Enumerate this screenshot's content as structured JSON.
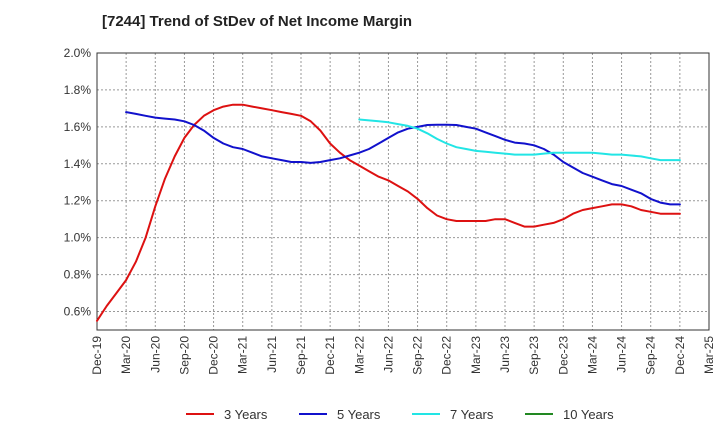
{
  "chart_data": {
    "type": "line",
    "title": "[7244]  Trend of StDev of Net Income Margin",
    "xlabel": "",
    "ylabel": "",
    "grid": true,
    "legend_position": "bottom",
    "x_ticks": [
      "Dec-19",
      "Mar-20",
      "Jun-20",
      "Sep-20",
      "Dec-20",
      "Mar-21",
      "Jun-21",
      "Sep-21",
      "Dec-21",
      "Mar-22",
      "Jun-22",
      "Sep-22",
      "Dec-22",
      "Mar-23",
      "Jun-23",
      "Sep-23",
      "Dec-23",
      "Mar-24",
      "Jun-24",
      "Sep-24",
      "Dec-24",
      "Mar-25"
    ],
    "y_ticks": [
      "0.6%",
      "0.8%",
      "1.0%",
      "1.2%",
      "1.4%",
      "1.6%",
      "1.8%",
      "2.0%"
    ],
    "ylim": [
      0.5,
      2.0
    ],
    "y_unit": "%",
    "series": [
      {
        "name": "3 Years",
        "color": "#dd1111",
        "points": [
          [
            "Dec-19",
            0.55
          ],
          [
            "Jan-20",
            0.63
          ],
          [
            "Feb-20",
            0.7
          ],
          [
            "Mar-20",
            0.77
          ],
          [
            "Apr-20",
            0.87
          ],
          [
            "May-20",
            1.0
          ],
          [
            "Jun-20",
            1.17
          ],
          [
            "Jul-20",
            1.32
          ],
          [
            "Aug-20",
            1.44
          ],
          [
            "Sep-20",
            1.54
          ],
          [
            "Oct-20",
            1.61
          ],
          [
            "Nov-20",
            1.66
          ],
          [
            "Dec-20",
            1.69
          ],
          [
            "Jan-21",
            1.71
          ],
          [
            "Feb-21",
            1.72
          ],
          [
            "Mar-21",
            1.72
          ],
          [
            "Apr-21",
            1.71
          ],
          [
            "May-21",
            1.7
          ],
          [
            "Jun-21",
            1.69
          ],
          [
            "Jul-21",
            1.68
          ],
          [
            "Aug-21",
            1.67
          ],
          [
            "Sep-21",
            1.66
          ],
          [
            "Oct-21",
            1.63
          ],
          [
            "Nov-21",
            1.58
          ],
          [
            "Dec-21",
            1.51
          ],
          [
            "Jan-22",
            1.46
          ],
          [
            "Feb-22",
            1.42
          ],
          [
            "Mar-22",
            1.39
          ],
          [
            "Apr-22",
            1.36
          ],
          [
            "May-22",
            1.33
          ],
          [
            "Jun-22",
            1.31
          ],
          [
            "Jul-22",
            1.28
          ],
          [
            "Aug-22",
            1.25
          ],
          [
            "Sep-22",
            1.21
          ],
          [
            "Oct-22",
            1.16
          ],
          [
            "Nov-22",
            1.12
          ],
          [
            "Dec-22",
            1.1
          ],
          [
            "Jan-23",
            1.09
          ],
          [
            "Feb-23",
            1.09
          ],
          [
            "Mar-23",
            1.09
          ],
          [
            "Apr-23",
            1.09
          ],
          [
            "May-23",
            1.1
          ],
          [
            "Jun-23",
            1.1
          ],
          [
            "Jul-23",
            1.08
          ],
          [
            "Aug-23",
            1.06
          ],
          [
            "Sep-23",
            1.06
          ],
          [
            "Oct-23",
            1.07
          ],
          [
            "Nov-23",
            1.08
          ],
          [
            "Dec-23",
            1.1
          ],
          [
            "Jan-24",
            1.13
          ],
          [
            "Feb-24",
            1.15
          ],
          [
            "Mar-24",
            1.16
          ],
          [
            "Apr-24",
            1.17
          ],
          [
            "May-24",
            1.18
          ],
          [
            "Jun-24",
            1.18
          ],
          [
            "Jul-24",
            1.17
          ],
          [
            "Aug-24",
            1.15
          ],
          [
            "Sep-24",
            1.14
          ],
          [
            "Oct-24",
            1.13
          ],
          [
            "Nov-24",
            1.13
          ],
          [
            "Dec-24",
            1.13
          ]
        ]
      },
      {
        "name": "5 Years",
        "color": "#1111cc",
        "points": [
          [
            "Mar-20",
            1.68
          ],
          [
            "Apr-20",
            1.67
          ],
          [
            "May-20",
            1.66
          ],
          [
            "Jun-20",
            1.65
          ],
          [
            "Jul-20",
            1.645
          ],
          [
            "Aug-20",
            1.64
          ],
          [
            "Sep-20",
            1.63
          ],
          [
            "Oct-20",
            1.61
          ],
          [
            "Nov-20",
            1.58
          ],
          [
            "Dec-20",
            1.54
          ],
          [
            "Jan-21",
            1.51
          ],
          [
            "Feb-21",
            1.49
          ],
          [
            "Mar-21",
            1.48
          ],
          [
            "Apr-21",
            1.46
          ],
          [
            "May-21",
            1.44
          ],
          [
            "Jun-21",
            1.43
          ],
          [
            "Jul-21",
            1.42
          ],
          [
            "Aug-21",
            1.41
          ],
          [
            "Sep-21",
            1.41
          ],
          [
            "Oct-21",
            1.405
          ],
          [
            "Nov-21",
            1.41
          ],
          [
            "Dec-21",
            1.42
          ],
          [
            "Jan-22",
            1.43
          ],
          [
            "Feb-22",
            1.445
          ],
          [
            "Mar-22",
            1.46
          ],
          [
            "Apr-22",
            1.48
          ],
          [
            "May-22",
            1.51
          ],
          [
            "Jun-22",
            1.54
          ],
          [
            "Jul-22",
            1.57
          ],
          [
            "Aug-22",
            1.59
          ],
          [
            "Sep-22",
            1.6
          ],
          [
            "Oct-22",
            1.61
          ],
          [
            "Nov-22",
            1.612
          ],
          [
            "Dec-22",
            1.612
          ],
          [
            "Jan-23",
            1.61
          ],
          [
            "Feb-23",
            1.6
          ],
          [
            "Mar-23",
            1.59
          ],
          [
            "Apr-23",
            1.57
          ],
          [
            "May-23",
            1.55
          ],
          [
            "Jun-23",
            1.53
          ],
          [
            "Jul-23",
            1.515
          ],
          [
            "Aug-23",
            1.51
          ],
          [
            "Sep-23",
            1.5
          ],
          [
            "Oct-23",
            1.48
          ],
          [
            "Nov-23",
            1.45
          ],
          [
            "Dec-23",
            1.41
          ],
          [
            "Jan-24",
            1.38
          ],
          [
            "Feb-24",
            1.35
          ],
          [
            "Mar-24",
            1.33
          ],
          [
            "Apr-24",
            1.31
          ],
          [
            "May-24",
            1.29
          ],
          [
            "Jun-24",
            1.28
          ],
          [
            "Jul-24",
            1.26
          ],
          [
            "Aug-24",
            1.24
          ],
          [
            "Sep-24",
            1.21
          ],
          [
            "Oct-24",
            1.19
          ],
          [
            "Nov-24",
            1.18
          ],
          [
            "Dec-24",
            1.18
          ]
        ]
      },
      {
        "name": "7 Years",
        "color": "#22e5e5",
        "points": [
          [
            "Mar-22",
            1.64
          ],
          [
            "Apr-22",
            1.635
          ],
          [
            "May-22",
            1.63
          ],
          [
            "Jun-22",
            1.625
          ],
          [
            "Jul-22",
            1.615
          ],
          [
            "Aug-22",
            1.605
          ],
          [
            "Sep-22",
            1.59
          ],
          [
            "Oct-22",
            1.565
          ],
          [
            "Nov-22",
            1.535
          ],
          [
            "Dec-22",
            1.51
          ],
          [
            "Jan-23",
            1.49
          ],
          [
            "Feb-23",
            1.48
          ],
          [
            "Mar-23",
            1.47
          ],
          [
            "Apr-23",
            1.465
          ],
          [
            "May-23",
            1.46
          ],
          [
            "Jun-23",
            1.455
          ],
          [
            "Jul-23",
            1.45
          ],
          [
            "Aug-23",
            1.45
          ],
          [
            "Sep-23",
            1.45
          ],
          [
            "Oct-23",
            1.455
          ],
          [
            "Nov-23",
            1.46
          ],
          [
            "Dec-23",
            1.46
          ],
          [
            "Jan-24",
            1.46
          ],
          [
            "Feb-24",
            1.46
          ],
          [
            "Mar-24",
            1.46
          ],
          [
            "Apr-24",
            1.455
          ],
          [
            "May-24",
            1.45
          ],
          [
            "Jun-24",
            1.45
          ],
          [
            "Jul-24",
            1.445
          ],
          [
            "Aug-24",
            1.44
          ],
          [
            "Sep-24",
            1.43
          ],
          [
            "Oct-24",
            1.42
          ],
          [
            "Nov-24",
            1.42
          ],
          [
            "Dec-24",
            1.42
          ]
        ]
      },
      {
        "name": "10 Years",
        "color": "#228822",
        "points": []
      }
    ]
  }
}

### Task description
Identify the lines of the entries containing the string "Years". Copy each such line.

### Response
        "name": "3 Years",
        "name": "5 Years",
        "name": "7 Years",
        "name": "10 Years",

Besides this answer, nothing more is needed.